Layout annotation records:
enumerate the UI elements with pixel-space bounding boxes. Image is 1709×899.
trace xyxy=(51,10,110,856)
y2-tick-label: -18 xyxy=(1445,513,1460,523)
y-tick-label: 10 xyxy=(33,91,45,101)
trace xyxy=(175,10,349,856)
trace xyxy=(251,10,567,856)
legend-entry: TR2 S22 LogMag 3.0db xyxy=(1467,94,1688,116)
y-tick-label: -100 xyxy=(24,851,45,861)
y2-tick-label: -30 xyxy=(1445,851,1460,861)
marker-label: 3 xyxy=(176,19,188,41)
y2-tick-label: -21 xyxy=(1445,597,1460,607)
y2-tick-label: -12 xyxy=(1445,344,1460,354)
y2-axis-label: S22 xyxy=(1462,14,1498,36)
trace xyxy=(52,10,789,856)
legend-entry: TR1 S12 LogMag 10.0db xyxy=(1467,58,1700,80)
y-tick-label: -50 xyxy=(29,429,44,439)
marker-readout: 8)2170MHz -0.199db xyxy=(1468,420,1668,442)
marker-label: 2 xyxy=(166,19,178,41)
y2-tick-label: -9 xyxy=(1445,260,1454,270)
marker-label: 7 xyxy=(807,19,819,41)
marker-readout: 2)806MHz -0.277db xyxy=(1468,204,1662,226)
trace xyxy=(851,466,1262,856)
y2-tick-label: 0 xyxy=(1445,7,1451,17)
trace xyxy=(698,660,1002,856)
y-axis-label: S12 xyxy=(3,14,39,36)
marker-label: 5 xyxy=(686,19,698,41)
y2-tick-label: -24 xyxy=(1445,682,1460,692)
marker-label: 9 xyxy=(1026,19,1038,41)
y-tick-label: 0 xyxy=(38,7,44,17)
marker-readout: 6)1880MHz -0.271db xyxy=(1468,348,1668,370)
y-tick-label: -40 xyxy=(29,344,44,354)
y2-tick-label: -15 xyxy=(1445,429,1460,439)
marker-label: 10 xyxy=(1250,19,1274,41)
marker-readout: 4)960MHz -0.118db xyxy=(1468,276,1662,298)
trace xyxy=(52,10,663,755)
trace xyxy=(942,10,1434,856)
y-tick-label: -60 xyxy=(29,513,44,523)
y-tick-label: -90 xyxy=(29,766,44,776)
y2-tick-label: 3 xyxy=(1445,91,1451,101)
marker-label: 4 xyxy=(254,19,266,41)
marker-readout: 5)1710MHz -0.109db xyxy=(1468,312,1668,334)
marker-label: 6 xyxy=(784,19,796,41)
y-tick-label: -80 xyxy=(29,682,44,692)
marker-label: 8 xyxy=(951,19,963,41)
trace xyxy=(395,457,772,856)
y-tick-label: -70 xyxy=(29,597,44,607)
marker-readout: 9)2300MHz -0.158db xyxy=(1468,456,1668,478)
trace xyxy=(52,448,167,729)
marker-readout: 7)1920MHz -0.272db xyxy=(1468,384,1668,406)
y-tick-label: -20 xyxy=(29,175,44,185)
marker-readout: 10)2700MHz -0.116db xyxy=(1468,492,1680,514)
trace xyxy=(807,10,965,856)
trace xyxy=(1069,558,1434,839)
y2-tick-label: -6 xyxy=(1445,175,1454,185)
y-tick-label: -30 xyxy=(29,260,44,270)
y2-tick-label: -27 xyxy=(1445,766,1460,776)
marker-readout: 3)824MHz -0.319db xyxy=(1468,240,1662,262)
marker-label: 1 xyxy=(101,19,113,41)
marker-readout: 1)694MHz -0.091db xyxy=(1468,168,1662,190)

Problem requirements. Copy out the records word for word from the first line through the line containing "legend-entry: TR1 S12", including both of those lines.

Answer to this task.
enumerate the UI elements with pixel-space bounding boxes. Image is 1709×899.
trace xyxy=(51,10,110,856)
y2-tick-label: -18 xyxy=(1445,513,1460,523)
y-tick-label: 10 xyxy=(33,91,45,101)
trace xyxy=(175,10,349,856)
trace xyxy=(251,10,567,856)
legend-entry: TR2 S22 LogMag 3.0db xyxy=(1467,94,1688,116)
y-tick-label: -100 xyxy=(24,851,45,861)
y2-tick-label: -30 xyxy=(1445,851,1460,861)
marker-label: 3 xyxy=(176,19,188,41)
y2-tick-label: -21 xyxy=(1445,597,1460,607)
y2-tick-label: -12 xyxy=(1445,344,1460,354)
y2-axis-label: S22 xyxy=(1462,14,1498,36)
trace xyxy=(52,10,789,856)
legend-entry: TR1 S12 LogMag 10.0db xyxy=(1467,58,1700,80)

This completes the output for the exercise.